THE REQUEST ▸ Go through the listing and pick out each line with the word "close" in it.

[Source data]
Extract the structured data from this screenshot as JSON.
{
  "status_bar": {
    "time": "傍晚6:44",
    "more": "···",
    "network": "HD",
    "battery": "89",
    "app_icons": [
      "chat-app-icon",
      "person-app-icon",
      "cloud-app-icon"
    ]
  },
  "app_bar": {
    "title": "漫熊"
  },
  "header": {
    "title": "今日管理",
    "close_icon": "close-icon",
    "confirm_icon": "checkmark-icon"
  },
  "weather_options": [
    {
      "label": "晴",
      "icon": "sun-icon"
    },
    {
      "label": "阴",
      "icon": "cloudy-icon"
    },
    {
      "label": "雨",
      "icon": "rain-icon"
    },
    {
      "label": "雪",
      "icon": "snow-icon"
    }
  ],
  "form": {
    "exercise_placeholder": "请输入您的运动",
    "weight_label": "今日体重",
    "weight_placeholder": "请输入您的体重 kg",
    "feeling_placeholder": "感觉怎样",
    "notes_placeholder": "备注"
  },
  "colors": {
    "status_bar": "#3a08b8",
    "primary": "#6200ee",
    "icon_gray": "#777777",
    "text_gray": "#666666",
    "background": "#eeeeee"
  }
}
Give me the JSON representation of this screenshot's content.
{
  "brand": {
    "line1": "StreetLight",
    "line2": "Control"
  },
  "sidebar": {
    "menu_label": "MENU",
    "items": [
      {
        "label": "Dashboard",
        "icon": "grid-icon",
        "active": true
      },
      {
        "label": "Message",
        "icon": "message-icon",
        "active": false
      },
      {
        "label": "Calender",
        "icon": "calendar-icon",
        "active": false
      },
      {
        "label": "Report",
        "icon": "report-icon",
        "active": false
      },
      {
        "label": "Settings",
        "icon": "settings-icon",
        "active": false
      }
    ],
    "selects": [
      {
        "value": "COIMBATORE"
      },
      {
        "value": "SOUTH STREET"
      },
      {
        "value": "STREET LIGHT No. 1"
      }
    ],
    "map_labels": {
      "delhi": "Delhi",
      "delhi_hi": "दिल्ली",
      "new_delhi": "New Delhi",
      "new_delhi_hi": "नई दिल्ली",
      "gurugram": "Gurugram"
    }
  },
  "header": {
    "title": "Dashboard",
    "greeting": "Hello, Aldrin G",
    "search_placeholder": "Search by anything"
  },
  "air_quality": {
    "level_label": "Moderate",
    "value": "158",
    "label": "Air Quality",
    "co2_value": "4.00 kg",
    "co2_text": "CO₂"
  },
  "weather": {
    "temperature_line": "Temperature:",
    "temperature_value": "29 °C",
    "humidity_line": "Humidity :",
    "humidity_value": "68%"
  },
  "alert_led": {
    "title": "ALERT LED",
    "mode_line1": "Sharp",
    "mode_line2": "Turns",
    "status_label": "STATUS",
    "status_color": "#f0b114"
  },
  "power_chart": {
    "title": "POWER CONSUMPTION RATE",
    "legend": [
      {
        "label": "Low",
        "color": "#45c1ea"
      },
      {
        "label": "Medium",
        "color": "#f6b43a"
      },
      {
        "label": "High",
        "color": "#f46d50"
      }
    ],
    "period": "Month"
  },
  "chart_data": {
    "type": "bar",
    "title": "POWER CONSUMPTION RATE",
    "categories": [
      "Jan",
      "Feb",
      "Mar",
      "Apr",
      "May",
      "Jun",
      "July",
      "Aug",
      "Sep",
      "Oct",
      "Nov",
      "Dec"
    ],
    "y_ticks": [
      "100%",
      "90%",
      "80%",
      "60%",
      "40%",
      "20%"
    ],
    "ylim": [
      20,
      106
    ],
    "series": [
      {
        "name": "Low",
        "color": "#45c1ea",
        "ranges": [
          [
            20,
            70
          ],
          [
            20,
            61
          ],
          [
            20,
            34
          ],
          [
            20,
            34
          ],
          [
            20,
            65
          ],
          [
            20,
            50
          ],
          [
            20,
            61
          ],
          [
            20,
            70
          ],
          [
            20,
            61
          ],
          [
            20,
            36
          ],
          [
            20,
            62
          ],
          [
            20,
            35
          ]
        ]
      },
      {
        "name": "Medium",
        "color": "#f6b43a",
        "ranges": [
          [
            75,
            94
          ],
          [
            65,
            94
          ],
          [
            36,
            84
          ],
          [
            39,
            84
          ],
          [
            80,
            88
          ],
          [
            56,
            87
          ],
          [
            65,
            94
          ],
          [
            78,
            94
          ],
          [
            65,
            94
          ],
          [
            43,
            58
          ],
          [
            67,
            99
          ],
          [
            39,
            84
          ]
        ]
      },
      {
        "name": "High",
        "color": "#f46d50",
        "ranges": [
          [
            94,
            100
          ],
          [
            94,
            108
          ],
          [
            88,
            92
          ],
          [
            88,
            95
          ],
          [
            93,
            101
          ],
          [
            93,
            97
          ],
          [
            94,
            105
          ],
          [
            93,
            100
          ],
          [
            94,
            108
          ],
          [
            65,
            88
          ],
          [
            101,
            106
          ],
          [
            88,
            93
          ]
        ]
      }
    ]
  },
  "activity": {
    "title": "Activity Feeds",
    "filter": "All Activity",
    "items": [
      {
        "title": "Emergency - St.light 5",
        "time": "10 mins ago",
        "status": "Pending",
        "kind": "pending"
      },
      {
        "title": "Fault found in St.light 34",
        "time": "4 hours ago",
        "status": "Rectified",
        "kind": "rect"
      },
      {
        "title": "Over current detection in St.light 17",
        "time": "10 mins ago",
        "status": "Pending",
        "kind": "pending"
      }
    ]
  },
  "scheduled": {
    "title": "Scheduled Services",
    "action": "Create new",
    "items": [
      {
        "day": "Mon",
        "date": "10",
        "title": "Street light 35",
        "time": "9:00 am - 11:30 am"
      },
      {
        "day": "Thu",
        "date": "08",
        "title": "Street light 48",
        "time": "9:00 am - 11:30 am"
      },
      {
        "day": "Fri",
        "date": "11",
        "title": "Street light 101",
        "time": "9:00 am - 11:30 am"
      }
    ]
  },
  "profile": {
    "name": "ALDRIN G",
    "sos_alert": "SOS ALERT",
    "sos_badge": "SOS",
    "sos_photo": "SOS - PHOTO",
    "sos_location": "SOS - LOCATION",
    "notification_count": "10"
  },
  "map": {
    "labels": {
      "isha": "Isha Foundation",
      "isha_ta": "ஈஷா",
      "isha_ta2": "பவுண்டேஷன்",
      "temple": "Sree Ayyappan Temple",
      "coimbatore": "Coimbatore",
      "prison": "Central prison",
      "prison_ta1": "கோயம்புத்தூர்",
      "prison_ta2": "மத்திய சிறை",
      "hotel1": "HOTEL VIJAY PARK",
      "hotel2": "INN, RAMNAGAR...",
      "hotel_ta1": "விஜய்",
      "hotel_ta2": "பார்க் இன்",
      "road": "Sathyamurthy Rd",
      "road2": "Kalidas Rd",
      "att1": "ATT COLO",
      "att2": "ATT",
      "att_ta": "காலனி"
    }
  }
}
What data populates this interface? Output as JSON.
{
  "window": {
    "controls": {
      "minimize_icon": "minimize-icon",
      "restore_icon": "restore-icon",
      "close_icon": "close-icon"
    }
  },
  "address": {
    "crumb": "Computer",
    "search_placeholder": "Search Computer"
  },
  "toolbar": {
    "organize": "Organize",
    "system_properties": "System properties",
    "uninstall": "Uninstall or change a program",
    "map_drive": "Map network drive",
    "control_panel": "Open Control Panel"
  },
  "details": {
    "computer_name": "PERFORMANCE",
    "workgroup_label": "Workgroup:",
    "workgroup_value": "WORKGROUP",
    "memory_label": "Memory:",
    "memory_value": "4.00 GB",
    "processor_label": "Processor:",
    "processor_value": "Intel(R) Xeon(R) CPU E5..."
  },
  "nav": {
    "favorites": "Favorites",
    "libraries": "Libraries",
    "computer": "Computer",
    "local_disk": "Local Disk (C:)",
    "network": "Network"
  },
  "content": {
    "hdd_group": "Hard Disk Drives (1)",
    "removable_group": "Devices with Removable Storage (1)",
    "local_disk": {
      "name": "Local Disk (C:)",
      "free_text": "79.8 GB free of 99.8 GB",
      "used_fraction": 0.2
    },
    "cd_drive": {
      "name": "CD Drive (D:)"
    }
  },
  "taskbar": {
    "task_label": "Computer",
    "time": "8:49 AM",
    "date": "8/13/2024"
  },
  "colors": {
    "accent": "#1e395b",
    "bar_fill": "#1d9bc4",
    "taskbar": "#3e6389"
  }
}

WORKED SOLUTION ▸
    "close_icon": "close-icon",
      "close_icon": "close-icon"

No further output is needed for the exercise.